▶ **THE EXERCISE**:
Repeat the records below exactly, leaving out any pictures.
------------
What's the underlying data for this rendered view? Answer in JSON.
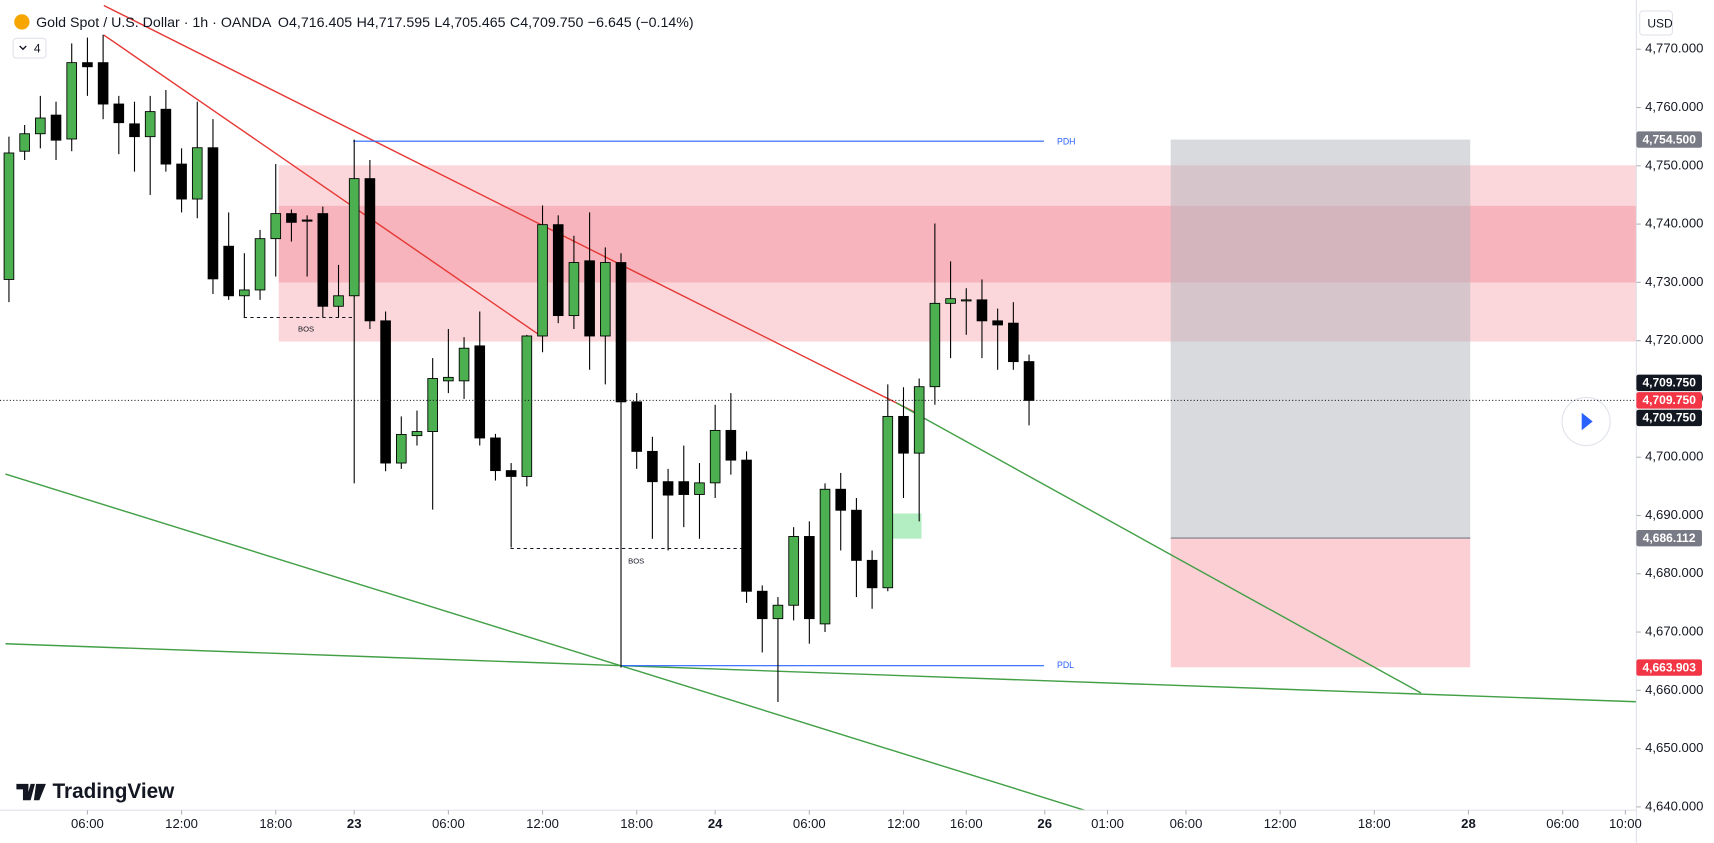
{
  "chart_data": {
    "type": "candlestick",
    "title": "Gold Spot / U.S. Dollar · 1h · OANDA",
    "ohlc_legend": [
      {
        "key": "O",
        "value": "4,716.405"
      },
      {
        "key": "H",
        "value": "4,717.595"
      },
      {
        "key": "L",
        "value": "4,705.465"
      },
      {
        "key": "C",
        "value": "4,709.750"
      }
    ],
    "change": "−6.645 (−0.14%)",
    "indicator_count": "4",
    "currency": "USD",
    "brand": "TradingView",
    "annotations": {
      "pdh": "PDH",
      "pdl": "PDL",
      "bos": [
        "BOS",
        "BOS"
      ]
    },
    "x": [
      0,
      1,
      2,
      3,
      4,
      5,
      6,
      7,
      8,
      9,
      10,
      11,
      12,
      13,
      14,
      15,
      16,
      17,
      18,
      19,
      20,
      21,
      22,
      23,
      24,
      25,
      26,
      27,
      28,
      29,
      30,
      31,
      32,
      33,
      34,
      35,
      36,
      37,
      38,
      39,
      40,
      41,
      42,
      43,
      44,
      45,
      46,
      47,
      48,
      49,
      50,
      51,
      52,
      53,
      54,
      55,
      56,
      57,
      58,
      59,
      60,
      61,
      62,
      63,
      64,
      65
    ],
    "open": [
      4730.5,
      4752.5,
      4755.5,
      4758.7,
      4754.6,
      4767.7,
      4767.7,
      4760.6,
      4757.2,
      4755,
      4759.7,
      4750.3,
      4744.3,
      4753.1,
      4736.2,
      4727.7,
      4728.7,
      4737.5,
      4741.8,
      4740.7,
      4741.8,
      4725.9,
      4727.7,
      4747.8,
      4723.4,
      4699,
      4703.7,
      4704.4,
      4713.1,
      4713.1,
      4719.1,
      4703.3,
      4697.7,
      4696.7,
      4720.8,
      4739.9,
      4724.3,
      4733.7,
      4720.8,
      4733.4,
      4709.5,
      4701,
      4695.8,
      4695.8,
      4693.6,
      4695.6,
      4704.6,
      4699.5,
      4677,
      4672.3,
      4674.6,
      4686.4,
      4671.4,
      4694.5,
      4690.9,
      4682.3,
      4677.6,
      4707,
      4700.7,
      4712.1,
      4726.4,
      4727,
      4727,
      4723.4,
      4723,
      4716.405
    ],
    "high": [
      4755,
      4757,
      4762,
      4761,
      4771,
      4772,
      4772.5,
      4762,
      4761,
      4762,
      4763,
      4753,
      4761,
      4758,
      4742,
      4735,
      4739,
      4750.3,
      4742.5,
      4741.5,
      4743,
      4733,
      4754.5,
      4751,
      4725,
      4707,
      4708,
      4717,
      4722,
      4720.6,
      4725,
      4704,
      4699,
      4721,
      4743.2,
      4741.5,
      4738,
      4742,
      4736,
      4735,
      4711,
      4703.5,
      4698,
      4702,
      4699,
      4709,
      4711,
      4701,
      4678,
      4676,
      4688,
      4689,
      4695.5,
      4697.3,
      4693,
      4684,
      4712.5,
      4712,
      4713.5,
      4740.1,
      4733.6,
      4729,
      4730.5,
      4725.5,
      4726.6,
      4717.595
    ],
    "low": [
      4726.6,
      4751,
      4753,
      4751,
      4752.5,
      4762,
      4758,
      4752,
      4749,
      4745,
      4749,
      4742,
      4741,
      4728,
      4727,
      4724,
      4727,
      4731,
      4737,
      4731,
      4724,
      4724,
      4695.5,
      4722,
      4697.6,
      4698,
      4702,
      4691,
      4711,
      4710,
      4702,
      4696,
      4684.5,
      4695,
      4718,
      4723,
      4722,
      4715,
      4712.5,
      4663.9,
      4698,
      4686,
      4684,
      4688,
      4686,
      4693,
      4697,
      4675,
      4666.5,
      4658,
      4672,
      4668,
      4670,
      4684,
      4676,
      4674,
      4677,
      4693,
      4689,
      4709,
      4717,
      4721,
      4717,
      4715,
      4715,
      4705.465
    ],
    "close": [
      4752.2,
      4755.5,
      4758.2,
      4754.4,
      4767.7,
      4767,
      4760.6,
      4757.4,
      4755,
      4759.3,
      4750.3,
      4744.3,
      4753.1,
      4730.6,
      4727.7,
      4728.7,
      4737.5,
      4741.8,
      4740.3,
      4740.5,
      4725.9,
      4727.7,
      4747.8,
      4723.4,
      4699,
      4703.9,
      4704.4,
      4713.5,
      4713.7,
      4718.7,
      4703.3,
      4697.7,
      4696.7,
      4720.8,
      4739.9,
      4724.3,
      4733.4,
      4720.8,
      4733.4,
      4709.5,
      4701,
      4695.8,
      4693.5,
      4693.6,
      4695.6,
      4704.6,
      4699.5,
      4677,
      4672.3,
      4674.6,
      4686.4,
      4672.3,
      4694.5,
      4690.9,
      4682.3,
      4677.6,
      4707,
      4700.7,
      4712.1,
      4726.4,
      4727.2,
      4727,
      4723.4,
      4722.7,
      4716.4,
      4709.75
    ],
    "up_color": "#4caf50",
    "down_color": "#000000",
    "xlim": [
      -0.57,
      103.7
    ],
    "xticks": [
      {
        "value": 5,
        "label": "06:00"
      },
      {
        "value": 11,
        "label": "12:00"
      },
      {
        "value": 17,
        "label": "18:00"
      },
      {
        "value": 22,
        "label": "23"
      },
      {
        "value": 28,
        "label": "06:00"
      },
      {
        "value": 34,
        "label": "12:00"
      },
      {
        "value": 40,
        "label": "18:00"
      },
      {
        "value": 45,
        "label": "24"
      },
      {
        "value": 51,
        "label": "06:00"
      },
      {
        "value": 57,
        "label": "12:00"
      },
      {
        "value": 61,
        "label": "16:00"
      },
      {
        "value": 66,
        "label": "26"
      },
      {
        "value": 70,
        "label": "01:00"
      },
      {
        "value": 75,
        "label": "06:00"
      },
      {
        "value": 81,
        "label": "12:00"
      },
      {
        "value": 87,
        "label": "18:00"
      },
      {
        "value": 93,
        "label": "28"
      },
      {
        "value": 99,
        "label": "06:00"
      },
      {
        "value": 103,
        "label": "10:00"
      }
    ],
    "ylim": [
      4639.44,
      4778.45
    ],
    "yticks": [
      {
        "value": 4640,
        "label": "4,640.000"
      },
      {
        "value": 4650,
        "label": "4,650.000"
      },
      {
        "value": 4660,
        "label": "4,660.000"
      },
      {
        "value": 4670,
        "label": "4,670.000"
      },
      {
        "value": 4680,
        "label": "4,680.000"
      },
      {
        "value": 4690,
        "label": "4,690.000"
      },
      {
        "value": 4700,
        "label": "4,700.000"
      },
      {
        "value": 4710,
        "label": "4,710.000"
      },
      {
        "value": 4720,
        "label": "4,720.000"
      },
      {
        "value": 4730,
        "label": "4,730.000"
      },
      {
        "value": 4740,
        "label": "4,740.000"
      },
      {
        "value": 4750,
        "label": "4,750.000"
      },
      {
        "value": 4760,
        "label": "4,760.000"
      },
      {
        "value": 4770,
        "label": "4,770.000"
      }
    ],
    "price_labels": [
      {
        "value": 4754.5,
        "label": "4,754.500",
        "color": "#787b86"
      },
      {
        "value": 4709.75,
        "label": "4,709.750",
        "color": "#131722"
      },
      {
        "value": 4709.75,
        "label": "4,709.750",
        "color": "#f23645"
      },
      {
        "value": 4709.75,
        "label": "4,709.750",
        "color": "#131722"
      },
      {
        "value": 4686.112,
        "label": "4,686.112",
        "color": "#787b86"
      },
      {
        "value": 4663.903,
        "label": "4,663.903",
        "color": "#f23645"
      }
    ],
    "grid": false
  }
}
------------
▶ **EXPECTED OUTPUT**:
What's the underlying data for this rendered view? Answer in JSON.
{
  "chart_data": {
    "type": "candlestick",
    "title": "Gold Spot / U.S. Dollar · 1h · OANDA",
    "ohlc_legend": [
      {
        "key": "O",
        "value": "4,716.405"
      },
      {
        "key": "H",
        "value": "4,717.595"
      },
      {
        "key": "L",
        "value": "4,705.465"
      },
      {
        "key": "C",
        "value": "4,709.750"
      }
    ],
    "change": "−6.645 (−0.14%)",
    "indicator_count": "4",
    "currency": "USD",
    "brand": "TradingView",
    "annotations": {
      "pdh": "PDH",
      "pdl": "PDL",
      "bos": [
        "BOS",
        "BOS"
      ]
    },
    "x": [
      0,
      1,
      2,
      3,
      4,
      5,
      6,
      7,
      8,
      9,
      10,
      11,
      12,
      13,
      14,
      15,
      16,
      17,
      18,
      19,
      20,
      21,
      22,
      23,
      24,
      25,
      26,
      27,
      28,
      29,
      30,
      31,
      32,
      33,
      34,
      35,
      36,
      37,
      38,
      39,
      40,
      41,
      42,
      43,
      44,
      45,
      46,
      47,
      48,
      49,
      50,
      51,
      52,
      53,
      54,
      55,
      56,
      57,
      58,
      59,
      60,
      61,
      62,
      63,
      64,
      65
    ],
    "open": [
      4730.5,
      4752.5,
      4755.5,
      4758.7,
      4754.6,
      4767.7,
      4767.7,
      4760.6,
      4757.2,
      4755,
      4759.7,
      4750.3,
      4744.3,
      4753.1,
      4736.2,
      4727.7,
      4728.7,
      4737.5,
      4741.8,
      4740.7,
      4741.8,
      4725.9,
      4727.7,
      4747.8,
      4723.4,
      4699,
      4703.7,
      4704.4,
      4713.1,
      4713.1,
      4719.1,
      4703.3,
      4697.7,
      4696.7,
      4720.8,
      4739.9,
      4724.3,
      4733.7,
      4720.8,
      4733.4,
      4709.5,
      4701,
      4695.8,
      4695.8,
      4693.6,
      4695.6,
      4704.6,
      4699.5,
      4677,
      4672.3,
      4674.6,
      4686.4,
      4671.4,
      4694.5,
      4690.9,
      4682.3,
      4677.6,
      4707,
      4700.7,
      4712.1,
      4726.4,
      4727,
      4727,
      4723.4,
      4723,
      4716.405
    ],
    "high": [
      4755,
      4757,
      4762,
      4761,
      4771,
      4772,
      4772.5,
      4762,
      4761,
      4762,
      4763,
      4753,
      4761,
      4758,
      4742,
      4735,
      4739,
      4750.3,
      4742.5,
      4741.5,
      4743,
      4733,
      4754.5,
      4751,
      4725,
      4707,
      4708,
      4717,
      4722,
      4720.6,
      4725,
      4704,
      4699,
      4721,
      4743.2,
      4741.5,
      4738,
      4742,
      4736,
      4735,
      4711,
      4703.5,
      4698,
      4702,
      4699,
      4709,
      4711,
      4701,
      4678,
      4676,
      4688,
      4689,
      4695.5,
      4697.3,
      4693,
      4684,
      4712.5,
      4712,
      4713.5,
      4740.1,
      4733.6,
      4729,
      4730.5,
      4725.5,
      4726.6,
      4717.595
    ],
    "low": [
      4726.6,
      4751,
      4753,
      4751,
      4752.5,
      4762,
      4758,
      4752,
      4749,
      4745,
      4749,
      4742,
      4741,
      4728,
      4727,
      4724,
      4727,
      4731,
      4737,
      4731,
      4724,
      4724,
      4695.5,
      4722,
      4697.6,
      4698,
      4702,
      4691,
      4711,
      4710,
      4702,
      4696,
      4684.5,
      4695,
      4718,
      4723,
      4722,
      4715,
      4712.5,
      4663.9,
      4698,
      4686,
      4684,
      4688,
      4686,
      4693,
      4697,
      4675,
      4666.5,
      4658,
      4672,
      4668,
      4670,
      4684,
      4676,
      4674,
      4677,
      4693,
      4689,
      4709,
      4717,
      4721,
      4717,
      4715,
      4715,
      4705.465
    ],
    "close": [
      4752.2,
      4755.5,
      4758.2,
      4754.4,
      4767.7,
      4767,
      4760.6,
      4757.4,
      4755,
      4759.3,
      4750.3,
      4744.3,
      4753.1,
      4730.6,
      4727.7,
      4728.7,
      4737.5,
      4741.8,
      4740.3,
      4740.5,
      4725.9,
      4727.7,
      4747.8,
      4723.4,
      4699,
      4703.9,
      4704.4,
      4713.5,
      4713.7,
      4718.7,
      4703.3,
      4697.7,
      4696.7,
      4720.8,
      4739.9,
      4724.3,
      4733.4,
      4720.8,
      4733.4,
      4709.5,
      4701,
      4695.8,
      4693.5,
      4693.6,
      4695.6,
      4704.6,
      4699.5,
      4677,
      4672.3,
      4674.6,
      4686.4,
      4672.3,
      4694.5,
      4690.9,
      4682.3,
      4677.6,
      4707,
      4700.7,
      4712.1,
      4726.4,
      4727.2,
      4727,
      4723.4,
      4722.7,
      4716.4,
      4709.75
    ],
    "up_color": "#4caf50",
    "down_color": "#000000",
    "xlim": [
      -0.57,
      103.7
    ],
    "xticks": [
      {
        "value": 5,
        "label": "06:00"
      },
      {
        "value": 11,
        "label": "12:00"
      },
      {
        "value": 17,
        "label": "18:00"
      },
      {
        "value": 22,
        "label": "23"
      },
      {
        "value": 28,
        "label": "06:00"
      },
      {
        "value": 34,
        "label": "12:00"
      },
      {
        "value": 40,
        "label": "18:00"
      },
      {
        "value": 45,
        "label": "24"
      },
      {
        "value": 51,
        "label": "06:00"
      },
      {
        "value": 57,
        "label": "12:00"
      },
      {
        "value": 61,
        "label": "16:00"
      },
      {
        "value": 66,
        "label": "26"
      },
      {
        "value": 70,
        "label": "01:00"
      },
      {
        "value": 75,
        "label": "06:00"
      },
      {
        "value": 81,
        "label": "12:00"
      },
      {
        "value": 87,
        "label": "18:00"
      },
      {
        "value": 93,
        "label": "28"
      },
      {
        "value": 99,
        "label": "06:00"
      },
      {
        "value": 103,
        "label": "10:00"
      }
    ],
    "ylim": [
      4639.44,
      4778.45
    ],
    "yticks": [
      {
        "value": 4640,
        "label": "4,640.000"
      },
      {
        "value": 4650,
        "label": "4,650.000"
      },
      {
        "value": 4660,
        "label": "4,660.000"
      },
      {
        "value": 4670,
        "label": "4,670.000"
      },
      {
        "value": 4680,
        "label": "4,680.000"
      },
      {
        "value": 4690,
        "label": "4,690.000"
      },
      {
        "value": 4700,
        "label": "4,700.000"
      },
      {
        "value": 4710,
        "label": "4,710.000"
      },
      {
        "value": 4720,
        "label": "4,720.000"
      },
      {
        "value": 4730,
        "label": "4,730.000"
      },
      {
        "value": 4740,
        "label": "4,740.000"
      },
      {
        "value": 4750,
        "label": "4,750.000"
      },
      {
        "value": 4760,
        "label": "4,760.000"
      },
      {
        "value": 4770,
        "label": "4,770.000"
      }
    ],
    "price_labels": [
      {
        "value": 4754.5,
        "label": "4,754.500",
        "color": "#787b86"
      },
      {
        "value": 4709.75,
        "label": "4,709.750",
        "color": "#131722"
      },
      {
        "value": 4709.75,
        "label": "4,709.750",
        "color": "#f23645"
      },
      {
        "value": 4709.75,
        "label": "4,709.750",
        "color": "#131722"
      },
      {
        "value": 4686.112,
        "label": "4,686.112",
        "color": "#787b86"
      },
      {
        "value": 4663.903,
        "label": "4,663.903",
        "color": "#f23645"
      }
    ],
    "grid": false
  }
}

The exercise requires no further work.